### 해야 할 일
아래 항목 전체를 한 글자도 바꾸지 말고 그대로 다시 적으세요.

공간 배치 항목:
↓

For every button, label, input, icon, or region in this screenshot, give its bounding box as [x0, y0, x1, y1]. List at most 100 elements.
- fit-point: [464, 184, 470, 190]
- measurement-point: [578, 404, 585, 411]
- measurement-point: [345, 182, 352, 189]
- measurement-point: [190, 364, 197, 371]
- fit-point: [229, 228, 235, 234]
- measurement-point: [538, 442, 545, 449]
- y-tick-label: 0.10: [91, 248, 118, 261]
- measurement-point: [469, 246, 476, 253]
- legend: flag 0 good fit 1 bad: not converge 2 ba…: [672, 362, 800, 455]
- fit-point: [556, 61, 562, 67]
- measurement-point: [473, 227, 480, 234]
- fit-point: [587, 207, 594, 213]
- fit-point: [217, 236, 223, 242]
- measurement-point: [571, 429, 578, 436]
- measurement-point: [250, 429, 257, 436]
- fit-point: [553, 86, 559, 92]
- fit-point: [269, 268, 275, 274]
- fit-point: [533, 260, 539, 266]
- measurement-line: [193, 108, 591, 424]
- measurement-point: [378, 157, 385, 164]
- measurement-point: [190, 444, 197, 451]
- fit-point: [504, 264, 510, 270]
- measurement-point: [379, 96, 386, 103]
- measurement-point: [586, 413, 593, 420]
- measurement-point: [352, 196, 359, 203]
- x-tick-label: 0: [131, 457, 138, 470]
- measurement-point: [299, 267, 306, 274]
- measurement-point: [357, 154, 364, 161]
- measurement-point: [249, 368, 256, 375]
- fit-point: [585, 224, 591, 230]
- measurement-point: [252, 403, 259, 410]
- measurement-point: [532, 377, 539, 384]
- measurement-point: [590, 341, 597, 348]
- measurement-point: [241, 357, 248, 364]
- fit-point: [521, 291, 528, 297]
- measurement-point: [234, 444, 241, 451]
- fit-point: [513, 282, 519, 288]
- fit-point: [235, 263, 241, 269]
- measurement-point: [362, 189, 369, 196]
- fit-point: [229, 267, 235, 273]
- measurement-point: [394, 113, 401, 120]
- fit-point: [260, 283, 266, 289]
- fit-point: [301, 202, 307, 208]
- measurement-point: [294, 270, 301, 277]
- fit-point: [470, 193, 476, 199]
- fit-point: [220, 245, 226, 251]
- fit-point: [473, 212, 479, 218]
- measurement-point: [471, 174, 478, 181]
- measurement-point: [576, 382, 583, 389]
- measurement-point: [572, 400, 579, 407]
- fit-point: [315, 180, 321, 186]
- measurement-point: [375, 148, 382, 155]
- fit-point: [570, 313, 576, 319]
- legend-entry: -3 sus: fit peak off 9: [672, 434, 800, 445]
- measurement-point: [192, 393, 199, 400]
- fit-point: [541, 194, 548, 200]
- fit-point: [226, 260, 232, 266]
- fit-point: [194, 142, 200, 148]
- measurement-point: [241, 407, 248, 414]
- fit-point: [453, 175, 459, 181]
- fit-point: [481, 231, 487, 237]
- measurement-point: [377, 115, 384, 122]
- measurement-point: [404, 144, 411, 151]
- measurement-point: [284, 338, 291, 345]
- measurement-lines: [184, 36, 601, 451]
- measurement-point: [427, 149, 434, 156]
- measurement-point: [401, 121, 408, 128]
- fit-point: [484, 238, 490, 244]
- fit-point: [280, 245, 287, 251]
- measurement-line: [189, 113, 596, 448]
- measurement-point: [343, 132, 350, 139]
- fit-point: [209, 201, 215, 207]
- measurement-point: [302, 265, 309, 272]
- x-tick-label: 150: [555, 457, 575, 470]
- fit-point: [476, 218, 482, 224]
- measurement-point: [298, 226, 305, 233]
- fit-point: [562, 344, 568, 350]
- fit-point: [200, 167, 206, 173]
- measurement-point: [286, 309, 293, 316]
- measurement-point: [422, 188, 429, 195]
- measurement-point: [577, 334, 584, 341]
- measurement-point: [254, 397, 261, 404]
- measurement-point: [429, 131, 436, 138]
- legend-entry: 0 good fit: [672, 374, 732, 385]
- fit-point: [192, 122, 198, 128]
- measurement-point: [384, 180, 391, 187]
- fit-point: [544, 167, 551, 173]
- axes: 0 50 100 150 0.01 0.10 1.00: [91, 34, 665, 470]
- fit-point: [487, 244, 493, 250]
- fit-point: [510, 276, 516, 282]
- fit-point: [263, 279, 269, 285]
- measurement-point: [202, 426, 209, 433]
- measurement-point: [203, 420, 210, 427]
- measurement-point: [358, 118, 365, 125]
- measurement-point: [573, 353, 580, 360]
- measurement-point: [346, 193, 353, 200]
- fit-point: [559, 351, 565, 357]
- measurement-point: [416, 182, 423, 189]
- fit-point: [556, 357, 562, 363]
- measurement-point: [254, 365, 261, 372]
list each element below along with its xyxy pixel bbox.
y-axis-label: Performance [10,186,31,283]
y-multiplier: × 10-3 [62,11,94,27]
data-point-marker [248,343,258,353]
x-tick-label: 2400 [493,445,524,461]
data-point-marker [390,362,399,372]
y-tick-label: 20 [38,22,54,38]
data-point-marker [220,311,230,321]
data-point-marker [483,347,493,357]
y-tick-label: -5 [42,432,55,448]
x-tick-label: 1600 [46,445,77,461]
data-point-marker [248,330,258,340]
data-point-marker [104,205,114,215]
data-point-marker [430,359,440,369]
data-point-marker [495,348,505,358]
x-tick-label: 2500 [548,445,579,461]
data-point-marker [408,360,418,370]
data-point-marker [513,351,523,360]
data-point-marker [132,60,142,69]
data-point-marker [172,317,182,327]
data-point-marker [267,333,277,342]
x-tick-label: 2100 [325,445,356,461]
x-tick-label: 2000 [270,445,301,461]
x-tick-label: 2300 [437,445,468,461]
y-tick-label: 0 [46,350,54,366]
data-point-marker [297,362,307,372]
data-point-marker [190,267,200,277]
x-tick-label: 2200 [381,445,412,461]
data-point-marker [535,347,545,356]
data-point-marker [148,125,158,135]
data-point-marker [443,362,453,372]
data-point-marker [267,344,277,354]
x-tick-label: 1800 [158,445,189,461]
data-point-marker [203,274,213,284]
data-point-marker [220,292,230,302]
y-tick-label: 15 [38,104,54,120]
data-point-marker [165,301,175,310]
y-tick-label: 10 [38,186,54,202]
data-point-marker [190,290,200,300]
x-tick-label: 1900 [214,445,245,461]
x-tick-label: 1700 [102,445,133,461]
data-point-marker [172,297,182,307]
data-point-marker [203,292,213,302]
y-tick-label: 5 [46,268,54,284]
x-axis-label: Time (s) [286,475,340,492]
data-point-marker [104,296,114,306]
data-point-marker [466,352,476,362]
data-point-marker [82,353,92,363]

↑

### 아래 결과
For every button, label, input, icon, or region in this screenshot, give its bounding box as [x0, y0, x1, y1]. List at most 100 elements.
- fit-point: [464, 184, 470, 190]
- measurement-point: [578, 404, 585, 411]
- measurement-point: [345, 182, 352, 189]
- measurement-point: [190, 364, 197, 371]
- fit-point: [229, 228, 235, 234]
- measurement-point: [538, 442, 545, 449]
- y-tick-label: 0.10: [91, 248, 118, 261]
- measurement-point: [469, 246, 476, 253]
- legend: flag 0 good fit 1 bad: not converge 2 ba…: [672, 362, 800, 455]
- fit-point: [556, 61, 562, 67]
- measurement-point: [473, 227, 480, 234]
- fit-point: [587, 207, 594, 213]
- fit-point: [217, 236, 223, 242]
- measurement-point: [571, 429, 578, 436]
- measurement-point: [250, 429, 257, 436]
- fit-point: [553, 86, 559, 92]
- fit-point: [269, 268, 275, 274]
- fit-point: [533, 260, 539, 266]
- measurement-line: [193, 108, 591, 424]
- measurement-point: [378, 157, 385, 164]
- measurement-point: [190, 444, 197, 451]
- fit-point: [504, 264, 510, 270]
- measurement-point: [379, 96, 386, 103]
- measurement-point: [586, 413, 593, 420]
- measurement-point: [352, 196, 359, 203]
- x-tick-label: 0: [131, 457, 138, 470]
- measurement-point: [299, 267, 306, 274]
- measurement-point: [357, 154, 364, 161]
- measurement-point: [249, 368, 256, 375]
- fit-point: [585, 224, 591, 230]
- measurement-point: [252, 403, 259, 410]
- measurement-point: [532, 377, 539, 384]
- measurement-point: [590, 341, 597, 348]
- measurement-point: [241, 357, 248, 364]
- fit-point: [521, 291, 528, 297]
- measurement-point: [234, 444, 241, 451]
- fit-point: [513, 282, 519, 288]
- fit-point: [235, 263, 241, 269]
- measurement-point: [362, 189, 369, 196]
- fit-point: [229, 267, 235, 273]
- measurement-point: [394, 113, 401, 120]
- fit-point: [260, 283, 266, 289]
- fit-point: [301, 202, 307, 208]
- measurement-point: [294, 270, 301, 277]
- fit-point: [470, 193, 476, 199]
- fit-point: [220, 245, 226, 251]
- fit-point: [473, 212, 479, 218]
- measurement-point: [471, 174, 478, 181]
- measurement-point: [576, 382, 583, 389]
- measurement-point: [572, 400, 579, 407]
- fit-point: [315, 180, 321, 186]
- measurement-point: [375, 148, 382, 155]
- fit-point: [570, 313, 576, 319]
- legend-entry: -3 sus: fit peak off 9: [672, 434, 800, 445]
- measurement-point: [192, 393, 199, 400]
- fit-point: [541, 194, 548, 200]
- fit-point: [226, 260, 232, 266]
- fit-point: [194, 142, 200, 148]
- measurement-point: [241, 407, 248, 414]
- fit-point: [453, 175, 459, 181]
- fit-point: [481, 231, 487, 237]
- measurement-point: [377, 115, 384, 122]
- measurement-point: [404, 144, 411, 151]
- measurement-point: [284, 338, 291, 345]
- measurement-lines: [184, 36, 601, 451]
- measurement-point: [427, 149, 434, 156]
- measurement-point: [401, 121, 408, 128]
- fit-point: [484, 238, 490, 244]
- fit-point: [280, 245, 287, 251]
- measurement-line: [189, 113, 596, 448]
- measurement-point: [343, 132, 350, 139]
- fit-point: [209, 201, 215, 207]
- measurement-point: [302, 265, 309, 272]
- x-tick-label: 150: [555, 457, 575, 470]
- fit-point: [476, 218, 482, 224]
- measurement-point: [298, 226, 305, 233]
- fit-point: [562, 344, 568, 350]
- fit-point: [200, 167, 206, 173]
- measurement-point: [286, 309, 293, 316]
- measurement-point: [422, 188, 429, 195]
- measurement-point: [577, 334, 584, 341]
- measurement-point: [254, 397, 261, 404]
- measurement-point: [429, 131, 436, 138]
- legend-entry: 0 good fit: [672, 374, 732, 385]
- fit-point: [192, 122, 198, 128]
- measurement-point: [384, 180, 391, 187]
- fit-point: [544, 167, 551, 173]
- axes: 0 50 100 150 0.01 0.10 1.00: [91, 34, 665, 470]
- fit-point: [487, 244, 493, 250]
- fit-point: [510, 276, 516, 282]
- fit-point: [263, 279, 269, 285]
- measurement-point: [202, 426, 209, 433]
- measurement-point: [203, 420, 210, 427]
- measurement-point: [358, 118, 365, 125]
- measurement-point: [573, 353, 580, 360]
- measurement-point: [346, 193, 353, 200]
- fit-point: [559, 351, 565, 357]
- measurement-point: [416, 182, 423, 189]
- fit-point: [556, 357, 562, 363]
- measurement-point: [254, 365, 261, 372]
list each element below along with its xyxy pixel bbox.
y-axis-label: Performance [10,186,31,283]
y-multiplier: × 10-3 [62,11,94,27]
data-point-marker [248,343,258,353]
x-tick-label: 2400 [493,445,524,461]
data-point-marker [390,362,399,372]
y-tick-label: 20 [38,22,54,38]
data-point-marker [220,311,230,321]
data-point-marker [483,347,493,357]
y-tick-label: -5 [42,432,55,448]
x-tick-label: 1600 [46,445,77,461]
data-point-marker [248,330,258,340]
data-point-marker [104,205,114,215]
data-point-marker [430,359,440,369]
data-point-marker [495,348,505,358]
x-tick-label: 2500 [548,445,579,461]
data-point-marker [408,360,418,370]
data-point-marker [513,351,523,360]
data-point-marker [132,60,142,69]
data-point-marker [172,317,182,327]
data-point-marker [267,333,277,342]
x-tick-label: 2100 [325,445,356,461]
x-tick-label: 2000 [270,445,301,461]
x-tick-label: 2300 [437,445,468,461]
y-tick-label: 0 [46,350,54,366]
data-point-marker [297,362,307,372]
data-point-marker [190,267,200,277]
x-tick-label: 2200 [381,445,412,461]
data-point-marker [535,347,545,356]
data-point-marker [148,125,158,135]
data-point-marker [443,362,453,372]
data-point-marker [267,344,277,354]
x-tick-label: 1800 [158,445,189,461]
data-point-marker [203,274,213,284]
data-point-marker [220,292,230,302]
y-tick-label: 15 [38,104,54,120]
data-point-marker [165,301,175,310]
y-tick-label: 10 [38,186,54,202]
data-point-marker [190,290,200,300]
x-tick-label: 1900 [214,445,245,461]
x-tick-label: 1700 [102,445,133,461]
data-point-marker [172,297,182,307]
data-point-marker [203,292,213,302]
y-tick-label: 5 [46,268,54,284]
x-axis-label: Time (s) [286,475,340,492]
data-point-marker [104,296,114,306]
data-point-marker [466,352,476,362]
data-point-marker [82,353,92,363]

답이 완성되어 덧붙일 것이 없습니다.